● WHAT TO DO: Copy out, word for word, every line from the first one down to the line containing "282, 476, 289]", and include both of those lines.
═════ DATA FOR PROCESSING
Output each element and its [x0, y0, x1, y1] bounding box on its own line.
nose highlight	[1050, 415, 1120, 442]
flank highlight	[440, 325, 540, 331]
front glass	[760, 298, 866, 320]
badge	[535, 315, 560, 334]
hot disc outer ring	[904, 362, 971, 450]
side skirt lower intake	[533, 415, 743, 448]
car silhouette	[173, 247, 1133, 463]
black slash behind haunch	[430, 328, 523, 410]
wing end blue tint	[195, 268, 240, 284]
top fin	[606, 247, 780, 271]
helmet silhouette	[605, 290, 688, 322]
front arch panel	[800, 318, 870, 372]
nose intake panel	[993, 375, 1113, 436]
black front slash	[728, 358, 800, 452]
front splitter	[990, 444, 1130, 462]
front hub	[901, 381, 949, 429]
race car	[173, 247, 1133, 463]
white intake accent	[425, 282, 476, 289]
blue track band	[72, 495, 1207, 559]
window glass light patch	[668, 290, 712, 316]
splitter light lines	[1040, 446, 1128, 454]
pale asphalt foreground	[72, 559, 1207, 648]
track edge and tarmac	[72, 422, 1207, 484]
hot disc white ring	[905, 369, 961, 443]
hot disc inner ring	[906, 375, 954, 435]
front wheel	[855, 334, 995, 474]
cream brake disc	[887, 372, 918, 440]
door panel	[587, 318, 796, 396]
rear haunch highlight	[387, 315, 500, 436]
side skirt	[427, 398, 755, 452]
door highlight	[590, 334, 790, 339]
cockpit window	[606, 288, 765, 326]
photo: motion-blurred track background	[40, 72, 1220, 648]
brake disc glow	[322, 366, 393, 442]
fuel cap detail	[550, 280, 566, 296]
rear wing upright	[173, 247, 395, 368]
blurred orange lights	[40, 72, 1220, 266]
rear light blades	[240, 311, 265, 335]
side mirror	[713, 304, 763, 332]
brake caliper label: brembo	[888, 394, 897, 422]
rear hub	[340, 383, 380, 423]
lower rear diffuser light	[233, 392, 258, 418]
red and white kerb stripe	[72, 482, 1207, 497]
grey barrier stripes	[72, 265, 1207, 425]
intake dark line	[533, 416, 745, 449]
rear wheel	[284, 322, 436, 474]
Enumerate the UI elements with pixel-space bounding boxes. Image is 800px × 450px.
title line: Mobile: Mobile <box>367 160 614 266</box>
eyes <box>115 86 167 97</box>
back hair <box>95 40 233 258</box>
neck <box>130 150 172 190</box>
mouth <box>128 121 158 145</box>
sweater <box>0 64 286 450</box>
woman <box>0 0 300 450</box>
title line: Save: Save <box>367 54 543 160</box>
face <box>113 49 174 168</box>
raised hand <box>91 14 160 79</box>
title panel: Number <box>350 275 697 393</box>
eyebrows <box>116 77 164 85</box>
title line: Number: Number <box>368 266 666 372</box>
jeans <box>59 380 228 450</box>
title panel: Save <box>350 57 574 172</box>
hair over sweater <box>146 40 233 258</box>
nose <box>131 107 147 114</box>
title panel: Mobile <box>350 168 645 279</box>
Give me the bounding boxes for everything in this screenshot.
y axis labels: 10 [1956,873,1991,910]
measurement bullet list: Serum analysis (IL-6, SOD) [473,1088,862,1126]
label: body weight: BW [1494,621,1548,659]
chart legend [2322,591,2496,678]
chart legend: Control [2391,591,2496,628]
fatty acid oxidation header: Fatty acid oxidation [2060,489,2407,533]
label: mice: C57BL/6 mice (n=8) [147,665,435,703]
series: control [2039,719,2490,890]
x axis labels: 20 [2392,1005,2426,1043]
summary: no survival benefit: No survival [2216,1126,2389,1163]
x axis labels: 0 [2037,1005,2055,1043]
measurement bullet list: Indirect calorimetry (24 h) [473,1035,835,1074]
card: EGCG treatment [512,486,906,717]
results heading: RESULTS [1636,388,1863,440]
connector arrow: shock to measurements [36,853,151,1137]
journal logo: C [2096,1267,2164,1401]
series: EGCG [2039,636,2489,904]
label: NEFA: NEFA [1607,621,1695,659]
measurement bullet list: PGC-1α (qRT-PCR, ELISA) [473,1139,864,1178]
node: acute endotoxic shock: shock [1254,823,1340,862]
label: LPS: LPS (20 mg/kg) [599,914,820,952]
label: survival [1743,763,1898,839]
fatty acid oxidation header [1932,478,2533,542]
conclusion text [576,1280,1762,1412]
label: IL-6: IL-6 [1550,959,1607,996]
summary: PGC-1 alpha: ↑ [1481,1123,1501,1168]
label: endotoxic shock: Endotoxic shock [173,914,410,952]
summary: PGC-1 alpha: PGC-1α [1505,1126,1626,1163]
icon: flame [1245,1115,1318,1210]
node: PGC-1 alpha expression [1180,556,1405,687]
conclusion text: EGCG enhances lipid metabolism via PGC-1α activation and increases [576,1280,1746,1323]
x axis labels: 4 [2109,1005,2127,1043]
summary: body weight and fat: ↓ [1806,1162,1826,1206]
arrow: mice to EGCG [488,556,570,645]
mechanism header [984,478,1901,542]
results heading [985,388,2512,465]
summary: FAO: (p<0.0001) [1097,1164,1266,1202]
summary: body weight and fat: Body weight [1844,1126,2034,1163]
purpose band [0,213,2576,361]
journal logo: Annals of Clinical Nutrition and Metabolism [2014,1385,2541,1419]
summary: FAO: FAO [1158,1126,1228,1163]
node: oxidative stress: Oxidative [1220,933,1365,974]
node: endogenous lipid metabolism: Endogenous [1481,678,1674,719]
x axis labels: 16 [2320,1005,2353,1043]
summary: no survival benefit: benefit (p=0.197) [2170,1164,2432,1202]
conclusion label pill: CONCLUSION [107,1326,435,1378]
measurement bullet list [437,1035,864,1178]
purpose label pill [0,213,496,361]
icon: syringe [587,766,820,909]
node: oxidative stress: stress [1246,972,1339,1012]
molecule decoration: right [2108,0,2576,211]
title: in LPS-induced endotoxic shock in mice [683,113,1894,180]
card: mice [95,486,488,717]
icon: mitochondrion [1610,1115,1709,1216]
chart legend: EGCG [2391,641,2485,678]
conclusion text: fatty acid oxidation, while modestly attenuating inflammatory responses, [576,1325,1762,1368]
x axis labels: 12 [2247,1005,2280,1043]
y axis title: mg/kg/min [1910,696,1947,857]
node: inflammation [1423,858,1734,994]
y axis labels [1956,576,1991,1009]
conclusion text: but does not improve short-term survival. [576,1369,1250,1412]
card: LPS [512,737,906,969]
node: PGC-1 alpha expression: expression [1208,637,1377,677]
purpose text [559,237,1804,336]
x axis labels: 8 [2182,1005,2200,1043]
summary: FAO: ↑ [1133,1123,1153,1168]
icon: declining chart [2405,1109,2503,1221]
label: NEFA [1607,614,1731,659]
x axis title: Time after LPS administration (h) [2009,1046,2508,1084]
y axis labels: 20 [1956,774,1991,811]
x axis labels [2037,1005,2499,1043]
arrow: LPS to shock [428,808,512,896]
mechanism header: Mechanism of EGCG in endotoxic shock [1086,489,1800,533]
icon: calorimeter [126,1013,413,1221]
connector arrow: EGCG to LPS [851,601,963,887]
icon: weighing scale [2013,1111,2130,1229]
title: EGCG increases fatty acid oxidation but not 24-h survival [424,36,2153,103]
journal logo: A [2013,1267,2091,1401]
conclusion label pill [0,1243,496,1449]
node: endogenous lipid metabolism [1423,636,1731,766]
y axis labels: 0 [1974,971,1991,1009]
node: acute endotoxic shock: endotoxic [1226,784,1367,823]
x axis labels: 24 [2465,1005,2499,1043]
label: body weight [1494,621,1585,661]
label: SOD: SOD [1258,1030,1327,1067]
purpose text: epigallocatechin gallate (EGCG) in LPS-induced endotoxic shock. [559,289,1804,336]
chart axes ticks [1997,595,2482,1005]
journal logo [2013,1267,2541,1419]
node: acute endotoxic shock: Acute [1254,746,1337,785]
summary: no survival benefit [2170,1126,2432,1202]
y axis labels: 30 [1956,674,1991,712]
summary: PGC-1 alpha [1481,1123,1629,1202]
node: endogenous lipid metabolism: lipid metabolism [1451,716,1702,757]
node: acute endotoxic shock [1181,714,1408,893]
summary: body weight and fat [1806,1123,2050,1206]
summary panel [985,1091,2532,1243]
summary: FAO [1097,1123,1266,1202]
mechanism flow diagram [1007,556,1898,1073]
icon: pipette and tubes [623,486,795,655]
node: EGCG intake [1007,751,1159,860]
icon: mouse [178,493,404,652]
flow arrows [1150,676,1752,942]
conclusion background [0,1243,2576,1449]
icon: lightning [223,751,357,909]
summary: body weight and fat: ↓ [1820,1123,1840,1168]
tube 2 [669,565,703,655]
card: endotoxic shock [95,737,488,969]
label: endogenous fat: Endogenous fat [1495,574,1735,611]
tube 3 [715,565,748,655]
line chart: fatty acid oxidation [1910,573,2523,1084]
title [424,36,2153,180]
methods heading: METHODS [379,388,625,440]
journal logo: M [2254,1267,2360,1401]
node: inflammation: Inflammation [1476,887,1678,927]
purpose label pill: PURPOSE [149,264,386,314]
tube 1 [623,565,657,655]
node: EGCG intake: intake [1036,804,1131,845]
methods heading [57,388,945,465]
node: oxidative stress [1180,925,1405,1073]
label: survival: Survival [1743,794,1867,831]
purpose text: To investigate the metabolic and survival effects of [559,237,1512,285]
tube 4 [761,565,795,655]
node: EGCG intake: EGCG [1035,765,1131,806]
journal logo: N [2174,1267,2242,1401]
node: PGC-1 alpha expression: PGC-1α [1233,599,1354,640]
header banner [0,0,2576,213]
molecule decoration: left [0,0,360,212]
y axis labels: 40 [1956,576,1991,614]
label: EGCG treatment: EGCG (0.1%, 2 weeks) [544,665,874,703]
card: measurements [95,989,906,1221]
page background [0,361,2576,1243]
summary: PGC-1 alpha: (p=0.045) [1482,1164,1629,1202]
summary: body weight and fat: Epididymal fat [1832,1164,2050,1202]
══════════
● SOLUTION TO THIS EXERCISE:
Output each element and its [x0, y0, x1, y1] bounding box on its own line.
nose highlight	[1050, 415, 1120, 442]
flank highlight	[440, 325, 540, 331]
front glass	[760, 298, 866, 320]
badge	[535, 315, 560, 334]
hot disc outer ring	[904, 362, 971, 450]
side skirt lower intake	[533, 415, 743, 448]
car silhouette	[173, 247, 1133, 463]
black slash behind haunch	[430, 328, 523, 410]
wing end blue tint	[195, 268, 240, 284]
top fin	[606, 247, 780, 271]
helmet silhouette	[605, 290, 688, 322]
front arch panel	[800, 318, 870, 372]
nose intake panel	[993, 375, 1113, 436]
black front slash	[728, 358, 800, 452]
front splitter	[990, 444, 1130, 462]
front hub	[901, 381, 949, 429]
race car	[173, 247, 1133, 463]
white intake accent	[425, 282, 476, 289]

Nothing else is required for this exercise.